• Work required
From the records, pick out and copy each line containing "color".

• Data listing
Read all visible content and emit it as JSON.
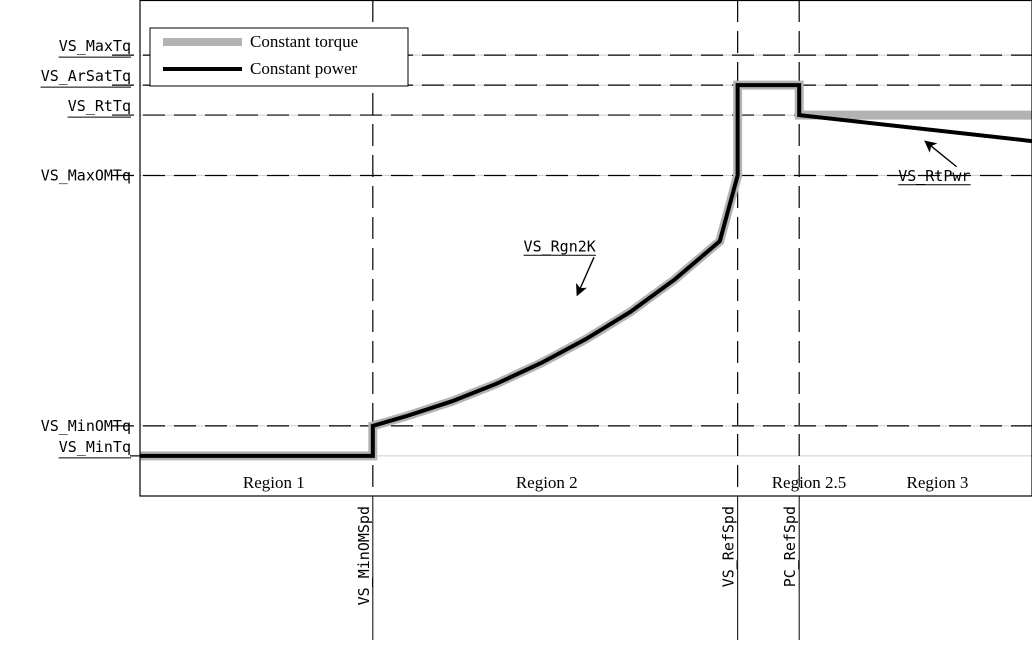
{
  "chart_data": {
    "type": "line",
    "title": "",
    "xlabel": "",
    "ylabel": "",
    "grid": false,
    "legend": {
      "placement": "top-left",
      "entries": [
        {
          "label": "Constant torque",
          "color": "#b3b3b3"
        },
        {
          "label": "Constant power",
          "color": "#000000"
        }
      ]
    },
    "y_levels": [
      {
        "key": "max_tq",
        "label": "VS_MaxTq",
        "value": 100,
        "dashed_line": true
      },
      {
        "key": "arsat_tq",
        "label": "VS_ArSatTq",
        "value": 93.2,
        "dashed_line": true
      },
      {
        "key": "rt_tq",
        "label": "VS_RtTq",
        "value": 86.4,
        "dashed_line": true
      },
      {
        "key": "max_om_tq",
        "label": "VS_MaxOMTq",
        "value": 72.7,
        "dashed_line": true
      },
      {
        "key": "min_om_tq",
        "label": "VS_MinOMTq",
        "value": 15.9,
        "dashed_line": true
      },
      {
        "key": "min_tq",
        "label": "VS_MinTq",
        "value": 9.1,
        "dashed_line": false
      }
    ],
    "x_markers": [
      {
        "key": "min_om_spd",
        "label": "VS_MinOMSpd",
        "value": 26.1
      },
      {
        "key": "ref_spd",
        "label": "VS_RefSpd",
        "value": 67.0
      },
      {
        "key": "pc_ref_spd",
        "label": "PC_RefSpd",
        "value": 73.9
      }
    ],
    "regions": [
      {
        "label": "Region 1",
        "x_center": 15.0
      },
      {
        "label": "Region 2",
        "x_center": 45.6
      },
      {
        "label": "Region 2.5",
        "x_center": 75.0
      },
      {
        "label": "Region 3",
        "x_center": 89.4
      }
    ],
    "annotations": [
      {
        "label": "VS_Rgn2K",
        "text_x": 43.0,
        "text_y": 55.5,
        "arrow_to_x": 49.0,
        "arrow_to_y": 45.5
      },
      {
        "label": "VS_RtPwr",
        "text_x": 85.0,
        "text_y": 71.5,
        "arrow_to_x": 88.0,
        "arrow_to_y": 80.5
      }
    ],
    "xlim": [
      0,
      100
    ],
    "ylim": [
      0,
      112.5
    ],
    "series": [
      {
        "name": "Constant torque",
        "color": "#b3b3b3",
        "x": [
          0,
          26.1,
          26.1,
          30,
          35,
          40,
          45,
          50,
          55,
          60,
          65,
          67.0,
          67.0,
          73.9,
          73.9,
          100
        ],
        "y": [
          9.1,
          9.1,
          15.9,
          18.2,
          21.5,
          25.5,
          30.2,
          35.6,
          41.8,
          49.2,
          57.8,
          72.7,
          93.2,
          93.2,
          86.4,
          86.4
        ]
      },
      {
        "name": "Constant power",
        "color": "#000000",
        "x": [
          0,
          26.1,
          26.1,
          30,
          35,
          40,
          45,
          50,
          55,
          60,
          65,
          67.0,
          67.0,
          73.9,
          73.9,
          100
        ],
        "y": [
          9.1,
          9.1,
          15.9,
          18.2,
          21.5,
          25.5,
          30.2,
          35.6,
          41.8,
          49.2,
          57.8,
          72.7,
          93.2,
          93.2,
          86.4,
          80.5
        ]
      }
    ]
  }
}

• Result of the task
          "color": "#b3b3b3"
          "color": "#000000"
        "color": "#b3b3b3",
        "color": "#000000",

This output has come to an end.